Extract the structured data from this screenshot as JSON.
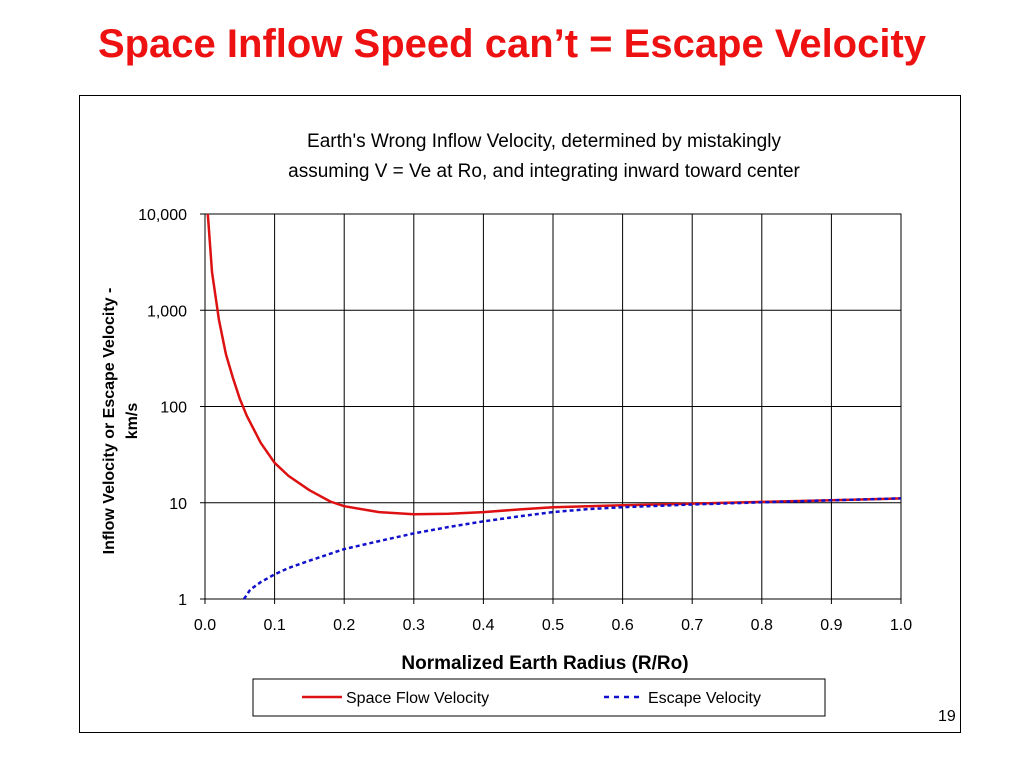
{
  "slide": {
    "title": "Space Inflow Speed can’t = Escape Velocity",
    "page_number": "19"
  },
  "colors": {
    "title": "#ee1111",
    "space_flow": "#dd1111",
    "escape": "#1111cc"
  },
  "chart_data": {
    "type": "line",
    "title": "Earth's Wrong Inflow Velocity, determined by mistakingly assuming V = Ve at Ro, and integrating inward toward center",
    "title_lines": [
      "Earth's Wrong Inflow Velocity, determined by mistakingly",
      "assuming V = Ve at Ro, and integrating inward toward center"
    ],
    "xlabel": "Normalized Earth Radius (R/Ro)",
    "ylabel": "Inflow Velocity or Escape Velocity - km/s",
    "ylabel_lines": [
      "Inflow Velocity or Escape Velocity -",
      "km/s"
    ],
    "xlim": [
      0,
      1
    ],
    "ylim": [
      1,
      10000
    ],
    "yscale": "log",
    "grid": true,
    "xticks": [
      0,
      0.1,
      0.2,
      0.3,
      0.4,
      0.5,
      0.6,
      0.7,
      0.8,
      0.9,
      1.0
    ],
    "xtick_labels": [
      "0.0",
      "0.1",
      "0.2",
      "0.3",
      "0.4",
      "0.5",
      "0.6",
      "0.7",
      "0.8",
      "0.9",
      "1.0"
    ],
    "yticks": [
      1,
      10,
      100,
      1000,
      10000
    ],
    "ytick_labels": [
      "1",
      "10",
      "100",
      "1,000",
      "10,000"
    ],
    "legend_position": "bottom",
    "series": [
      {
        "name": "Space Flow Velocity",
        "style": "solid",
        "x": [
          0.004,
          0.01,
          0.02,
          0.03,
          0.04,
          0.05,
          0.06,
          0.08,
          0.1,
          0.12,
          0.15,
          0.18,
          0.2,
          0.25,
          0.3,
          0.35,
          0.4,
          0.45,
          0.5,
          0.6,
          0.7,
          0.8,
          0.9,
          1.0
        ],
        "y": [
          10000,
          2500,
          800,
          350,
          200,
          120,
          80,
          42,
          26,
          19,
          13.5,
          10.3,
          9.2,
          8.0,
          7.6,
          7.7,
          8.0,
          8.5,
          9.0,
          9.4,
          9.8,
          10.2,
          10.6,
          11.1
        ]
      },
      {
        "name": "Escape Velocity",
        "style": "dashed",
        "x": [
          0.056,
          0.065,
          0.08,
          0.1,
          0.12,
          0.15,
          0.2,
          0.25,
          0.3,
          0.35,
          0.4,
          0.45,
          0.5,
          0.55,
          0.6,
          0.7,
          0.8,
          0.9,
          1.0
        ],
        "y": [
          1.0,
          1.25,
          1.5,
          1.8,
          2.1,
          2.5,
          3.3,
          4.0,
          4.8,
          5.6,
          6.4,
          7.2,
          8.0,
          8.6,
          9.0,
          9.6,
          10.1,
          10.6,
          11.1
        ]
      }
    ]
  }
}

━━━━━━━━━━

## The problem
Without the pictures, repeat the listing above exactly.

## The result
Extract the structured data from this screenshot as JSON.
{
  "slide": {
    "title": "Space Inflow Speed can’t = Escape Velocity",
    "page_number": "19"
  },
  "colors": {
    "title": "#ee1111",
    "space_flow": "#dd1111",
    "escape": "#1111cc"
  },
  "chart_data": {
    "type": "line",
    "title": "Earth's Wrong Inflow Velocity, determined by mistakingly assuming V = Ve at Ro, and integrating inward toward center",
    "title_lines": [
      "Earth's Wrong Inflow Velocity, determined by mistakingly",
      "assuming V = Ve at Ro, and integrating inward toward center"
    ],
    "xlabel": "Normalized Earth Radius (R/Ro)",
    "ylabel": "Inflow Velocity or Escape Velocity - km/s",
    "ylabel_lines": [
      "Inflow Velocity or Escape Velocity -",
      "km/s"
    ],
    "xlim": [
      0,
      1
    ],
    "ylim": [
      1,
      10000
    ],
    "yscale": "log",
    "grid": true,
    "xticks": [
      0,
      0.1,
      0.2,
      0.3,
      0.4,
      0.5,
      0.6,
      0.7,
      0.8,
      0.9,
      1.0
    ],
    "xtick_labels": [
      "0.0",
      "0.1",
      "0.2",
      "0.3",
      "0.4",
      "0.5",
      "0.6",
      "0.7",
      "0.8",
      "0.9",
      "1.0"
    ],
    "yticks": [
      1,
      10,
      100,
      1000,
      10000
    ],
    "ytick_labels": [
      "1",
      "10",
      "100",
      "1,000",
      "10,000"
    ],
    "legend_position": "bottom",
    "series": [
      {
        "name": "Space Flow Velocity",
        "style": "solid",
        "x": [
          0.004,
          0.01,
          0.02,
          0.03,
          0.04,
          0.05,
          0.06,
          0.08,
          0.1,
          0.12,
          0.15,
          0.18,
          0.2,
          0.25,
          0.3,
          0.35,
          0.4,
          0.45,
          0.5,
          0.6,
          0.7,
          0.8,
          0.9,
          1.0
        ],
        "y": [
          10000,
          2500,
          800,
          350,
          200,
          120,
          80,
          42,
          26,
          19,
          13.5,
          10.3,
          9.2,
          8.0,
          7.6,
          7.7,
          8.0,
          8.5,
          9.0,
          9.4,
          9.8,
          10.2,
          10.6,
          11.1
        ]
      },
      {
        "name": "Escape Velocity",
        "style": "dashed",
        "x": [
          0.056,
          0.065,
          0.08,
          0.1,
          0.12,
          0.15,
          0.2,
          0.25,
          0.3,
          0.35,
          0.4,
          0.45,
          0.5,
          0.55,
          0.6,
          0.7,
          0.8,
          0.9,
          1.0
        ],
        "y": [
          1.0,
          1.25,
          1.5,
          1.8,
          2.1,
          2.5,
          3.3,
          4.0,
          4.8,
          5.6,
          6.4,
          7.2,
          8.0,
          8.6,
          9.0,
          9.6,
          10.1,
          10.6,
          11.1
        ]
      }
    ]
  }
}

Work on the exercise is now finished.